[Page layout parsing data]
┄┄┄┄┄┄
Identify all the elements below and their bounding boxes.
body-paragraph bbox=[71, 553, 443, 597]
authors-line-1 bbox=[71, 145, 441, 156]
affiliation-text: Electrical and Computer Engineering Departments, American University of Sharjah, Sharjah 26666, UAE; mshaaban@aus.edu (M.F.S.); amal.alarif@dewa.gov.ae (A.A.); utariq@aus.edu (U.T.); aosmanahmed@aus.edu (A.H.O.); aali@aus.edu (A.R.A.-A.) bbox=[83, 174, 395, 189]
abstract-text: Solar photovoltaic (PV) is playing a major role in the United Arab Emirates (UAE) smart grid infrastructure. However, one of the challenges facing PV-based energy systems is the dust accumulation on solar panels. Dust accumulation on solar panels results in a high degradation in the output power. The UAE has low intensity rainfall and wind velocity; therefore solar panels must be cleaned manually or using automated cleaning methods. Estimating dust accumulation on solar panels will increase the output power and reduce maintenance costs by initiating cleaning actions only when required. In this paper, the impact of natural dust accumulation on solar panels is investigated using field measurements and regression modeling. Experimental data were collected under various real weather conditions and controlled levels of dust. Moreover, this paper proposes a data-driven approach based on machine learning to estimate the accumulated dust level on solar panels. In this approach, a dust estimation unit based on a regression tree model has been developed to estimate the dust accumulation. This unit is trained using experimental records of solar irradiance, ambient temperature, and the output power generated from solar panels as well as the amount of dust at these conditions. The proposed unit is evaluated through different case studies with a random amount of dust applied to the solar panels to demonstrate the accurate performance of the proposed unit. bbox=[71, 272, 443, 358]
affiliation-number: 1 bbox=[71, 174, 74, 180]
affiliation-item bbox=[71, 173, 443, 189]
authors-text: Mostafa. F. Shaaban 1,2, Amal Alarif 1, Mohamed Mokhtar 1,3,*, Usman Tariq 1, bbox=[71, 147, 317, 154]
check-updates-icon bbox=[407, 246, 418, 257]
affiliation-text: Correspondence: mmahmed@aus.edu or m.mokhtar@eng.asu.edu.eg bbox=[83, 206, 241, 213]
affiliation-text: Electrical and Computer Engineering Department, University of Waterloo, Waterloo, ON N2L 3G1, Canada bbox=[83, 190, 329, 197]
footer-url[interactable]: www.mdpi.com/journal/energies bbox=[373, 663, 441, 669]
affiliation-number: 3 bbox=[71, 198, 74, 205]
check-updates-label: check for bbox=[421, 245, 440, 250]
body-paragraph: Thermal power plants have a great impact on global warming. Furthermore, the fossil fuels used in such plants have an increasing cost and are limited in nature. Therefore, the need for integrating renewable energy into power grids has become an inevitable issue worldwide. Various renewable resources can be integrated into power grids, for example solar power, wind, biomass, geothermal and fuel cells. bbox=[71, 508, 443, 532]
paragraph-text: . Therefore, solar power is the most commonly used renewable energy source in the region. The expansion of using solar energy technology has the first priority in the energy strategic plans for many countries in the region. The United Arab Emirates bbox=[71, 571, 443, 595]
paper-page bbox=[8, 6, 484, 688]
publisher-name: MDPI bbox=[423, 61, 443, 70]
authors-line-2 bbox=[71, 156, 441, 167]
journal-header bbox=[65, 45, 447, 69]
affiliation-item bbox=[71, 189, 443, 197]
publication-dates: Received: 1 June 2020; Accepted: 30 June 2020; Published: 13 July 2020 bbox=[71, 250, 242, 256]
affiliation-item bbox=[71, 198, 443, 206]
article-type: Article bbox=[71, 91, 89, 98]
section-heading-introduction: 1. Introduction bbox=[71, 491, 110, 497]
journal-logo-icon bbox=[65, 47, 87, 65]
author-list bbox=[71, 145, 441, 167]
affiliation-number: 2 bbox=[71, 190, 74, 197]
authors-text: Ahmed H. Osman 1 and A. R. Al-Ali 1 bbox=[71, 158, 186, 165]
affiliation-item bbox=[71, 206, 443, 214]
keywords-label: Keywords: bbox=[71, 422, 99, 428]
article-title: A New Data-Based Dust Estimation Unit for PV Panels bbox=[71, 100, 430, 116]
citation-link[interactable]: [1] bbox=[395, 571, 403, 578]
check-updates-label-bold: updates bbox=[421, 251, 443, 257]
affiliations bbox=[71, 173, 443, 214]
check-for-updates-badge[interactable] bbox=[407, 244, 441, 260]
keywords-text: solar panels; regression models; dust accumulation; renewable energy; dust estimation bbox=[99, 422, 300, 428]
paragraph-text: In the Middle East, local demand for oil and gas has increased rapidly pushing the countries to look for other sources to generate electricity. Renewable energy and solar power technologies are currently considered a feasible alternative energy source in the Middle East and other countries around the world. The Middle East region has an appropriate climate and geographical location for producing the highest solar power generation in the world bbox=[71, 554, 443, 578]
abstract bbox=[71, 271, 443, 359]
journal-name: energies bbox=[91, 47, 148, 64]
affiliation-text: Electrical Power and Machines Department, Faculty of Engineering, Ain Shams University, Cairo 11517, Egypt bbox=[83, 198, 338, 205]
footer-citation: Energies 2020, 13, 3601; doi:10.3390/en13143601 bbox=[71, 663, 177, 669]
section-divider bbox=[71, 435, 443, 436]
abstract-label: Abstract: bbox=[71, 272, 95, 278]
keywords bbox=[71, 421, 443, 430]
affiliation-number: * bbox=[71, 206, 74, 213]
┄┄┄┄┄┄
**Exercise requirements:** Scan the entries above and show each line that contains the word "interactable".

**Response to the task:**
footer-url[interactable]: www.mdpi.com/journal/energies bbox=[373, 663, 441, 669]
citation-link[interactable]: [1] bbox=[395, 571, 403, 578]
check-for-updates-badge[interactable] bbox=[407, 244, 441, 260]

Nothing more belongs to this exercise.